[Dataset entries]

* begin *

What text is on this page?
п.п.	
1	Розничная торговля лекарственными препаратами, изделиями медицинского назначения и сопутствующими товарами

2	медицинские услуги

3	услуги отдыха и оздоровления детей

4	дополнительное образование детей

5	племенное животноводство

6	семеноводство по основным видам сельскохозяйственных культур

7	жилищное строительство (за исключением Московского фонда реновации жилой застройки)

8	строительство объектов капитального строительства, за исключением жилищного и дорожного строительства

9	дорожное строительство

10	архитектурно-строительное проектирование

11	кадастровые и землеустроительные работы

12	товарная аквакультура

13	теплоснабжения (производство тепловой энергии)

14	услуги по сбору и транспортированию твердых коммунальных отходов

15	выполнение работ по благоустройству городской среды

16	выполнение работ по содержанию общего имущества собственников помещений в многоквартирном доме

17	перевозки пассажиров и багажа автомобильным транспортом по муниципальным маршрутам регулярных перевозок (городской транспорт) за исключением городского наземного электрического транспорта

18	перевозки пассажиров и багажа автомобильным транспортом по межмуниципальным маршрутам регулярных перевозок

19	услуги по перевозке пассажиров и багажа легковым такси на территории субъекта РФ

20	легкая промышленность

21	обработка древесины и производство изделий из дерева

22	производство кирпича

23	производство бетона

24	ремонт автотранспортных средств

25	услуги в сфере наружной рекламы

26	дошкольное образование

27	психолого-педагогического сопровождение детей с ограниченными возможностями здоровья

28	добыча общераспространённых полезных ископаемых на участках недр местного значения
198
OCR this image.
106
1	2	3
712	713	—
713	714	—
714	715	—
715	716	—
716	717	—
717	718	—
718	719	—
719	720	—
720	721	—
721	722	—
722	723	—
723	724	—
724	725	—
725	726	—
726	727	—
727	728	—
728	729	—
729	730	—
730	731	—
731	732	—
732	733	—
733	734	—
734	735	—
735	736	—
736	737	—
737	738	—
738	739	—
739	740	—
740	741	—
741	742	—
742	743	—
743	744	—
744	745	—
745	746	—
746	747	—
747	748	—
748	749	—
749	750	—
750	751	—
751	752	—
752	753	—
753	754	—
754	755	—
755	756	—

* end *

**Required task**
Each line from the one containing "OCR this image." through the end of the entries, both included, is to be returned exactly, with no other lines.

**Exercise response**
OCR this image.
106
1	2	3
712	713	—
713	714	—
714	715	—
715	716	—
716	717	—
717	718	—
718	719	—
719	720	—
720	721	—
721	722	—
722	723	—
723	724	—
724	725	—
725	726	—
726	727	—
727	728	—
728	729	—
729	730	—
730	731	—
731	732	—
732	733	—
733	734	—
734	735	—
735	736	—
736	737	—
737	738	—
738	739	—
739	740	—
740	741	—
741	742	—
742	743	—
743	744	—
744	745	—
745	746	—
746	747	—
747	748	—
748	749	—
749	750	—
750	751	—
751	752	—
752	753	—
753	754	—
754	755	—
755	756	—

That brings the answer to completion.